§ **Given task**
Can you print every record below exactly as written?

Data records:
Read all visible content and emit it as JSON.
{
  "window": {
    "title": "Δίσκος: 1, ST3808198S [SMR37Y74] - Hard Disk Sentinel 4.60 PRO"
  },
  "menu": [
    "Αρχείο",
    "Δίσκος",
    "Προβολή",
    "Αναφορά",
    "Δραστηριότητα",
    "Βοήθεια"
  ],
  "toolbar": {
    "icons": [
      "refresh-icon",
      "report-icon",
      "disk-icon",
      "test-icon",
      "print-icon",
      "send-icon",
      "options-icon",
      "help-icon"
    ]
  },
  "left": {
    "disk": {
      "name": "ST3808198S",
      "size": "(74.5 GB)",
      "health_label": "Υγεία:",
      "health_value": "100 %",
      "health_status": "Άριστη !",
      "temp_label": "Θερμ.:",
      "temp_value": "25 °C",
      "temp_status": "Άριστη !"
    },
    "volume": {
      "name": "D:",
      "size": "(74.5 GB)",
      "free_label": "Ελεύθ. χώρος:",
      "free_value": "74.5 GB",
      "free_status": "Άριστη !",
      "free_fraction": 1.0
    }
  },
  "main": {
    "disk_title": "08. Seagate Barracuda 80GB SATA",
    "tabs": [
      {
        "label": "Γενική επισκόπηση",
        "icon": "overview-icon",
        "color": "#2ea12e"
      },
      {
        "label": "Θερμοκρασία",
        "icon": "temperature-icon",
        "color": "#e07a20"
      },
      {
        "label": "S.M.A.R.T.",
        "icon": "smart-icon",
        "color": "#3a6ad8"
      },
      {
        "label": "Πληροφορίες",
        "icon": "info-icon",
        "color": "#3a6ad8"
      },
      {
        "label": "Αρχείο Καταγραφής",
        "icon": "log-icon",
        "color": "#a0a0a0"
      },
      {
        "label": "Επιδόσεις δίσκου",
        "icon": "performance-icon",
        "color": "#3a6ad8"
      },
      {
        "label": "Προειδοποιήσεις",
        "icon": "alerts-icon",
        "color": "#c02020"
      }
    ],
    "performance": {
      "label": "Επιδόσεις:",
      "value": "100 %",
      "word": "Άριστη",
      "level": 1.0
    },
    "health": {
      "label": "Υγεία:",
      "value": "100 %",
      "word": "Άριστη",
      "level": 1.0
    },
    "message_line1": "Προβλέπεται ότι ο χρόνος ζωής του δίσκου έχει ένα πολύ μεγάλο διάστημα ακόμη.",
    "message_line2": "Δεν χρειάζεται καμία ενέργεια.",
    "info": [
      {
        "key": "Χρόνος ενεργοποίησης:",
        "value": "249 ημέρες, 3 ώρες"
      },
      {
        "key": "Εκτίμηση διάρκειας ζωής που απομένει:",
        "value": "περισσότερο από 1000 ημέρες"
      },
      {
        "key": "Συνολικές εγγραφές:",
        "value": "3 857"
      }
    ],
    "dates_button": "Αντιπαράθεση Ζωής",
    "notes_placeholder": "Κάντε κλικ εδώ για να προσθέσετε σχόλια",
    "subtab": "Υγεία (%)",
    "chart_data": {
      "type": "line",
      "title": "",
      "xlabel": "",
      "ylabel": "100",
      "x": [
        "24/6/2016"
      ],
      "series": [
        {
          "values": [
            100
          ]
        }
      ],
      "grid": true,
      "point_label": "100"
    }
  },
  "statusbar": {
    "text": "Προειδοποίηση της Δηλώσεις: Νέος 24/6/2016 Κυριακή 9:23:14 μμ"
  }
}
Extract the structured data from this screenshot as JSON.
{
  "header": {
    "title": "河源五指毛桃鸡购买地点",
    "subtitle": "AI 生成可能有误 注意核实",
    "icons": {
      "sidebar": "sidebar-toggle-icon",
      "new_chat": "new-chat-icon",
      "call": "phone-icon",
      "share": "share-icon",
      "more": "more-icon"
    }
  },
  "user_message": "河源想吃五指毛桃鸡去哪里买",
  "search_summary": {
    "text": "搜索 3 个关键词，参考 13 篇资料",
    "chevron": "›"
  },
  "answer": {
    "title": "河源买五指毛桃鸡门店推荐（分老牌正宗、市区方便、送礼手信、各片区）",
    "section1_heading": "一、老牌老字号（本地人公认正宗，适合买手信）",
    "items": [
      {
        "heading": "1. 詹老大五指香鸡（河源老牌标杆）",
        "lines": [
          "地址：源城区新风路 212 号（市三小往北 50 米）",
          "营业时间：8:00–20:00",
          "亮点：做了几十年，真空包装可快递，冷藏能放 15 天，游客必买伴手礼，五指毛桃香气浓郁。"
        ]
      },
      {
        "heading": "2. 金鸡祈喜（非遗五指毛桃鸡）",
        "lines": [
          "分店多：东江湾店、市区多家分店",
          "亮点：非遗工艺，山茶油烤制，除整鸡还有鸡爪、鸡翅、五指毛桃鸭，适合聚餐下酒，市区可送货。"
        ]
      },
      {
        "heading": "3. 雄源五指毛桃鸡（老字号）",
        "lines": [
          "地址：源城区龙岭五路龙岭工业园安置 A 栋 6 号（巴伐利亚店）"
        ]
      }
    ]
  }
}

§ **Written solution**
Read all visible content and emit it as JSON.
{
  "window": {
    "title": "Δίσκος: 1, ST3808198S [SMR37Y74] - Hard Disk Sentinel 4.60 PRO"
  },
  "menu": [
    "Αρχείο",
    "Δίσκος",
    "Προβολή",
    "Αναφορά",
    "Δραστηριότητα",
    "Βοήθεια"
  ],
  "toolbar": {
    "icons": [
      "refresh-icon",
      "report-icon",
      "disk-icon",
      "test-icon",
      "print-icon",
      "send-icon",
      "options-icon",
      "help-icon"
    ]
  },
  "left": {
    "disk": {
      "name": "ST3808198S",
      "size": "(74.5 GB)",
      "health_label": "Υγεία:",
      "health_value": "100 %",
      "health_status": "Άριστη !",
      "temp_label": "Θερμ.:",
      "temp_value": "25 °C",
      "temp_status": "Άριστη !"
    },
    "volume": {
      "name": "D:",
      "size": "(74.5 GB)",
      "free_label": "Ελεύθ. χώρος:",
      "free_value": "74.5 GB",
      "free_status": "Άριστη !",
      "free_fraction": 1.0
    }
  },
  "main": {
    "disk_title": "08. Seagate Barracuda 80GB SATA",
    "tabs": [
      {
        "label": "Γενική επισκόπηση",
        "icon": "overview-icon",
        "color": "#2ea12e"
      },
      {
        "label": "Θερμοκρασία",
        "icon": "temperature-icon",
        "color": "#e07a20"
      },
      {
        "label": "S.M.A.R.T.",
        "icon": "smart-icon",
        "color": "#3a6ad8"
      },
      {
        "label": "Πληροφορίες",
        "icon": "info-icon",
        "color": "#3a6ad8"
      },
      {
        "label": "Αρχείο Καταγραφής",
        "icon": "log-icon",
        "color": "#a0a0a0"
      },
      {
        "label": "Επιδόσεις δίσκου",
        "icon": "performance-icon",
        "color": "#3a6ad8"
      },
      {
        "label": "Προειδοποιήσεις",
        "icon": "alerts-icon",
        "color": "#c02020"
      }
    ],
    "performance": {
      "label": "Επιδόσεις:",
      "value": "100 %",
      "word": "Άριστη",
      "level": 1.0
    },
    "health": {
      "label": "Υγεία:",
      "value": "100 %",
      "word": "Άριστη",
      "level": 1.0
    },
    "message_line1": "Προβλέπεται ότι ο χρόνος ζωής του δίσκου έχει ένα πολύ μεγάλο διάστημα ακόμη.",
    "message_line2": "Δεν χρειάζεται καμία ενέργεια.",
    "info": [
      {
        "key": "Χρόνος ενεργοποίησης:",
        "value": "249 ημέρες, 3 ώρες"
      },
      {
        "key": "Εκτίμηση διάρκειας ζωής που απομένει:",
        "value": "περισσότερο από 1000 ημέρες"
      },
      {
        "key": "Συνολικές εγγραφές:",
        "value": "3 857"
      }
    ],
    "dates_button": "Αντιπαράθεση Ζωής",
    "notes_placeholder": "Κάντε κλικ εδώ για να προσθέσετε σχόλια",
    "subtab": "Υγεία (%)",
    "chart_data": {
      "type": "line",
      "title": "",
      "xlabel": "",
      "ylabel": "100",
      "x": [
        "24/6/2016"
      ],
      "series": [
        {
          "values": [
            100
          ]
        }
      ],
      "grid": true,
      "point_label": "100"
    }
  },
  "statusbar": {
    "text": "Προειδοποίηση της Δηλώσεις: Νέος 24/6/2016 Κυριακή 9:23:14 μμ"
  }
}
Extract the structured data from this screenshot as JSON.
{
  "header": {
    "title": "河源五指毛桃鸡购买地点",
    "subtitle": "AI 生成可能有误 注意核实",
    "icons": {
      "sidebar": "sidebar-toggle-icon",
      "new_chat": "new-chat-icon",
      "call": "phone-icon",
      "share": "share-icon",
      "more": "more-icon"
    }
  },
  "user_message": "河源想吃五指毛桃鸡去哪里买",
  "search_summary": {
    "text": "搜索 3 个关键词，参考 13 篇资料",
    "chevron": "›"
  },
  "answer": {
    "title": "河源买五指毛桃鸡门店推荐（分老牌正宗、市区方便、送礼手信、各片区）",
    "section1_heading": "一、老牌老字号（本地人公认正宗，适合买手信）",
    "items": [
      {
        "heading": "1. 詹老大五指香鸡（河源老牌标杆）",
        "lines": [
          "地址：源城区新风路 212 号（市三小往北 50 米）",
          "营业时间：8:00–20:00",
          "亮点：做了几十年，真空包装可快递，冷藏能放 15 天，游客必买伴手礼，五指毛桃香气浓郁。"
        ]
      },
      {
        "heading": "2. 金鸡祈喜（非遗五指毛桃鸡）",
        "lines": [
          "分店多：东江湾店、市区多家分店",
          "亮点：非遗工艺，山茶油烤制，除整鸡还有鸡爪、鸡翅、五指毛桃鸭，适合聚餐下酒，市区可送货。"
        ]
      },
      {
        "heading": "3. 雄源五指毛桃鸡（老字号）",
        "lines": [
          "地址：源城区龙岭五路龙岭工业园安置 A 栋 6 号（巴伐利亚店）"
        ]
      }
    ]
  }
}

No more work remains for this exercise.